§ Task directions: Search the entries for the word "Read" and pull out each line that has it.

# # #

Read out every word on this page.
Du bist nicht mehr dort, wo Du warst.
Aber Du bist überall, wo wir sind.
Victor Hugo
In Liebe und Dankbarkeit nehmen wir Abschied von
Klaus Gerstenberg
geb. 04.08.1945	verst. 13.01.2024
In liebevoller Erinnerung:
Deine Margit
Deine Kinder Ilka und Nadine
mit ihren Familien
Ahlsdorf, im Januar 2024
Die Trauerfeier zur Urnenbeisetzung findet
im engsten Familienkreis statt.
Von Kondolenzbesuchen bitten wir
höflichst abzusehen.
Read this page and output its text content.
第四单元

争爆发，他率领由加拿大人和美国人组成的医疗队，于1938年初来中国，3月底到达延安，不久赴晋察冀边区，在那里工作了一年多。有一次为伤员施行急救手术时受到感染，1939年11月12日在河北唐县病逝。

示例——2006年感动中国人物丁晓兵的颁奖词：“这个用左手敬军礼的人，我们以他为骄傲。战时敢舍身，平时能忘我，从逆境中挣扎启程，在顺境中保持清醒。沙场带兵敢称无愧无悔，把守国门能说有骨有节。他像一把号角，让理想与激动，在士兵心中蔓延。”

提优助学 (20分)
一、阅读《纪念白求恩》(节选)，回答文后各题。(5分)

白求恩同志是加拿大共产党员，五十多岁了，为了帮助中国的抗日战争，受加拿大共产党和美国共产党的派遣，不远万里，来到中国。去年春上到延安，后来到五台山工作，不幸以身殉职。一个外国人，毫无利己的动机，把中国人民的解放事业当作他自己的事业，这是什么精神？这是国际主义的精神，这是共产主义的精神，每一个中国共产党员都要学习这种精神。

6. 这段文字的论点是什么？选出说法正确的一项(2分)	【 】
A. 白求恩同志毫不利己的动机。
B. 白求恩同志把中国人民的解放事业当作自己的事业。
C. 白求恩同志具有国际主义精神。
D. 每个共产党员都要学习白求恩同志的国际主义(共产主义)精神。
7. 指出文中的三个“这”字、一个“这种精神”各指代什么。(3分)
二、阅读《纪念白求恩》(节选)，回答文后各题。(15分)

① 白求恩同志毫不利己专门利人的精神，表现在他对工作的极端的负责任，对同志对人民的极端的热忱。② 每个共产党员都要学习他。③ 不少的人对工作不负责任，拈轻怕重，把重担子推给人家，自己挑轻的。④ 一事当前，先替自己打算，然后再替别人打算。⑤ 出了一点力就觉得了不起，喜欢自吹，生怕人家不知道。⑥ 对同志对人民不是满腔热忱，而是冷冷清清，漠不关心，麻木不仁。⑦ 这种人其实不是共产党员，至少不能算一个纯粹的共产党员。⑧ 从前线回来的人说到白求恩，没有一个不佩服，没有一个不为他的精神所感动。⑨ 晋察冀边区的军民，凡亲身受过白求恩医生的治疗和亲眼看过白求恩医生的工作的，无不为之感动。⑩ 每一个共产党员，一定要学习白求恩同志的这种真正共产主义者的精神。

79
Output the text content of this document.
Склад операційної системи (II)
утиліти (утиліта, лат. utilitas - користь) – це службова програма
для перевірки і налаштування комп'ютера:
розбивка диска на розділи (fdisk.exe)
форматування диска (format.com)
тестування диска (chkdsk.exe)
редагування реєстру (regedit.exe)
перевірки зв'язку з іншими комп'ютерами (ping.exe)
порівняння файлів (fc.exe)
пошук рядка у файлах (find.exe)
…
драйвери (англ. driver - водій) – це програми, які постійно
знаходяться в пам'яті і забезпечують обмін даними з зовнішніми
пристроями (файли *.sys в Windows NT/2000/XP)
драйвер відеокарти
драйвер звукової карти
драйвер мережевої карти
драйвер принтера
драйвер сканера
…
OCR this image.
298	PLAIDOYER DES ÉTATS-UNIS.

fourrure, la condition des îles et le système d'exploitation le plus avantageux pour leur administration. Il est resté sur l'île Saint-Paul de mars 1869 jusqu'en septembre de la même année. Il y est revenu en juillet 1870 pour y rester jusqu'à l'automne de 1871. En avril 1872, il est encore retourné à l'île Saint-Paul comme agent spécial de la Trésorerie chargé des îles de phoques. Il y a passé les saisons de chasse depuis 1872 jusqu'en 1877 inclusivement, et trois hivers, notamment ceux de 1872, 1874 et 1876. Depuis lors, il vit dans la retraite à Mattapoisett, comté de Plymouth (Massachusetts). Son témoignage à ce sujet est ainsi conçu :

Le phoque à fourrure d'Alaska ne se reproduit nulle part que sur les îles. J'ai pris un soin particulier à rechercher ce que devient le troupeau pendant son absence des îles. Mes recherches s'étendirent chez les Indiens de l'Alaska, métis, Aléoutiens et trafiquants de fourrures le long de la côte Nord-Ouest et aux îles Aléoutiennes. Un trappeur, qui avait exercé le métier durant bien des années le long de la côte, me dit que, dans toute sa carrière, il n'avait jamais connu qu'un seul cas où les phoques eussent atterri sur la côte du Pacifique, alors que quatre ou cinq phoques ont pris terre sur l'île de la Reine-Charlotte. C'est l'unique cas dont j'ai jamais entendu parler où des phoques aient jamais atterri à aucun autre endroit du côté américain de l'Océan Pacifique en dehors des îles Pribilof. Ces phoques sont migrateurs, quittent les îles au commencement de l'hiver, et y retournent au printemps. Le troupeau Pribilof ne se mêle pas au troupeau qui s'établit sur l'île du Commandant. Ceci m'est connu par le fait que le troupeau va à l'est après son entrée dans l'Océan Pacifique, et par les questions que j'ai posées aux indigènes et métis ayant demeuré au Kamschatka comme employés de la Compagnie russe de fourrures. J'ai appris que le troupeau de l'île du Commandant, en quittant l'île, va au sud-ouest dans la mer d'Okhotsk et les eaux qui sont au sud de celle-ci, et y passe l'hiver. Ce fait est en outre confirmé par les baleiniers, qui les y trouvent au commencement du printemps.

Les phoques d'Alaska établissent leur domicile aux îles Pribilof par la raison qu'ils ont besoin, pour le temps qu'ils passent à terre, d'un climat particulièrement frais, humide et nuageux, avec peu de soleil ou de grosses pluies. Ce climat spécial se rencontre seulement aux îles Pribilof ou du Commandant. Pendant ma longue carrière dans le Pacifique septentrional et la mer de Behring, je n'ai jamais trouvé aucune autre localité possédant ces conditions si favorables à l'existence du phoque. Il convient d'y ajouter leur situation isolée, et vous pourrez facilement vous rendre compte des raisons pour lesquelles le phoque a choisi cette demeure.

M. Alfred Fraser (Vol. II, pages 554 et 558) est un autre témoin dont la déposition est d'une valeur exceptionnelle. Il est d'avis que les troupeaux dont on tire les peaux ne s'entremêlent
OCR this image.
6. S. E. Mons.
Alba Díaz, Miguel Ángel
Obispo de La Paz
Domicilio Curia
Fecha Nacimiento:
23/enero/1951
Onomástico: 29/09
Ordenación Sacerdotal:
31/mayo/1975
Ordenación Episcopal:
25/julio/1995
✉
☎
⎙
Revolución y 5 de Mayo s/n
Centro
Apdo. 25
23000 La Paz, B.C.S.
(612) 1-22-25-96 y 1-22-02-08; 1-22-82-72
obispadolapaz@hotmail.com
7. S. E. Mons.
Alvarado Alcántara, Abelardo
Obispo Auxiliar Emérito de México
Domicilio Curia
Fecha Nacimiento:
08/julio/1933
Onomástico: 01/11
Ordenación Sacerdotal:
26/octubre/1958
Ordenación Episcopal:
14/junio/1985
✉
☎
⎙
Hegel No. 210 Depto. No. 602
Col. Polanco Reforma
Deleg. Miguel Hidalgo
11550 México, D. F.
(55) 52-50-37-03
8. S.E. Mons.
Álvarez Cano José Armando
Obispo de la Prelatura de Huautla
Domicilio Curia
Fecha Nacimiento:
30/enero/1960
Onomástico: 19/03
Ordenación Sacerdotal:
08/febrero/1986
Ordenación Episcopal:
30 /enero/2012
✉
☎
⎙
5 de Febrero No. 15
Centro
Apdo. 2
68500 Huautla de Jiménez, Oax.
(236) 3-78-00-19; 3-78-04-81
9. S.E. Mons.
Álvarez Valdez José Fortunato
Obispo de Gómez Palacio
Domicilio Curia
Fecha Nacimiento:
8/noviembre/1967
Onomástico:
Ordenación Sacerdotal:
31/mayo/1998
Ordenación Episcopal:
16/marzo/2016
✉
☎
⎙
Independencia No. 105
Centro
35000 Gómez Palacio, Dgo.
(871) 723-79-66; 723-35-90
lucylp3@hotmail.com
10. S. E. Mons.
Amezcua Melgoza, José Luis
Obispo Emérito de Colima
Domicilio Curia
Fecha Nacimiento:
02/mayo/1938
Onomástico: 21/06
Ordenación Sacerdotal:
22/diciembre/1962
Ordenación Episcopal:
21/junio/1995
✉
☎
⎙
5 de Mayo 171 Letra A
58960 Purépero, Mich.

# # #

§ Finished exercise:
Read out every word on this page.
Read this page and output its text content.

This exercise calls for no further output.